On Thursday I was home from work first. And there I was, sitting in my arty-crafty writing room grabbing a twenty minute reading slot and I happened to glance out of the window and...

'What's that hanging in next door's tree?' I thought. 'That brown mass the size and shape of a rugby ball?'

It was the bees! They'd swarmed AGAIN! Only this time they were in Lynn's willow tree and they were right at the top. Hanging precariously in the wind.
'That's it,' I said, 'I'm going to lever the top off that hive and see what's going on.'

Being a top bar hive a la natural bee-keeping mode, it has been left undisturbed. We've had an occasional peek, but when it started to fill up with free-form comb, the logistics of checking for brood and Queen cells became impossible. But I was determined. I was thinking, 'Two swarms in eight days - I bet the hive will be empty.'

Off came the top. Many, many bees stared up at me. 'What do you want?' they said. 'We're busy.'
The hive was chocka-full of comb. Beautiful heart-shaped comb dripping with honey. And, as I levered some out as carefully as possible, plenty of capped brood and larvae. And I was sure I heard a Queen piping, too.

'Bloomin' heck!' I said, or words to that effect.

Off with the suit, I grabbed a jar of honey and zipped next door to see Lynn.

'For you,' I said, 'for tolerating our bees using your trees. They might do it again. The top bar hive is full.'

Luckily, Lynn is very keen on bees. She was very excited about the first swarm, and just as much by the second. 'I don't know what you're doing,' she said, 'but it must be something right. Every time I see reports on the news about the declining bee population I think, we'll be okay in Kent!'

She was more concerned about us attempting to retrieve the second swarm because the willow tree isn't very stable, being all flimsy and willowy.

» What this task involves
Output the part of the bee swarm account from "It was the bees!" to "in the wind." word for word.

» Stored items
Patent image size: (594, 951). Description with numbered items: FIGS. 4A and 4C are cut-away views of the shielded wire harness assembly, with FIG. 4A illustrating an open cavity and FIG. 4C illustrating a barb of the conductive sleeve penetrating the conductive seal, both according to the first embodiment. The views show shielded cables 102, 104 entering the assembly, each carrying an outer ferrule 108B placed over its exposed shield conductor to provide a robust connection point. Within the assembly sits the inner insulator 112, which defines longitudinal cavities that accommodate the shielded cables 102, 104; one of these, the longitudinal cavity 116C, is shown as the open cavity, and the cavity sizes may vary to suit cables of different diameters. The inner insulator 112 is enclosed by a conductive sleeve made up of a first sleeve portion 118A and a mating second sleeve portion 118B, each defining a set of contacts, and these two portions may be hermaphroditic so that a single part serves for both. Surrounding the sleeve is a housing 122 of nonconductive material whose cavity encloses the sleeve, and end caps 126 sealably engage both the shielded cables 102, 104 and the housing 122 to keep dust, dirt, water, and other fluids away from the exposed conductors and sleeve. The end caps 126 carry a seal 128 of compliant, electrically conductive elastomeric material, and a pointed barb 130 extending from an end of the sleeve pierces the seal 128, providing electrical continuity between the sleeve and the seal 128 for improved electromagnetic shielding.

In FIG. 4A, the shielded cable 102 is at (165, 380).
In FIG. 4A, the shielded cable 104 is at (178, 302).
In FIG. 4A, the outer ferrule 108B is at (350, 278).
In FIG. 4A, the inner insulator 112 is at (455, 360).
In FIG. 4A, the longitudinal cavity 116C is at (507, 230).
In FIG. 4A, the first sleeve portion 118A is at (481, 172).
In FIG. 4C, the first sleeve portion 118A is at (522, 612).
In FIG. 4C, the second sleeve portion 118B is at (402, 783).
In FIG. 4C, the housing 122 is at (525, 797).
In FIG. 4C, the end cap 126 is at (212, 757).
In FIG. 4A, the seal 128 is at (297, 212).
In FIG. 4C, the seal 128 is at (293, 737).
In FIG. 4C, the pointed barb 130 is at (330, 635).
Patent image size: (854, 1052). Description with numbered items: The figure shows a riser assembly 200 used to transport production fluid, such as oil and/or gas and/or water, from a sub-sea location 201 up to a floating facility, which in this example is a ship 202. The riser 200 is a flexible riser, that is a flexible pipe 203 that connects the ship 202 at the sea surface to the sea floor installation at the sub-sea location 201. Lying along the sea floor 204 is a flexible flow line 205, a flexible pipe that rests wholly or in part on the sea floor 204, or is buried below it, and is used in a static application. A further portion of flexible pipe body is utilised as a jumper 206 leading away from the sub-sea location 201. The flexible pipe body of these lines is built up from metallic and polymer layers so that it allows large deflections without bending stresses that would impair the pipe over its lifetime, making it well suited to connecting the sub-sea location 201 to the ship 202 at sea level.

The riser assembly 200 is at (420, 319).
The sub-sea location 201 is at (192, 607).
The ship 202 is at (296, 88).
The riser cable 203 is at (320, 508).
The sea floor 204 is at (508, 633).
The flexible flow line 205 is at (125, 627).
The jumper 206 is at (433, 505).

» Task result
It was the bees! They'd swarmed AGAIN! Only this time they were in Lynn's willow tree and they were right at the top. Hanging precariously in the wind.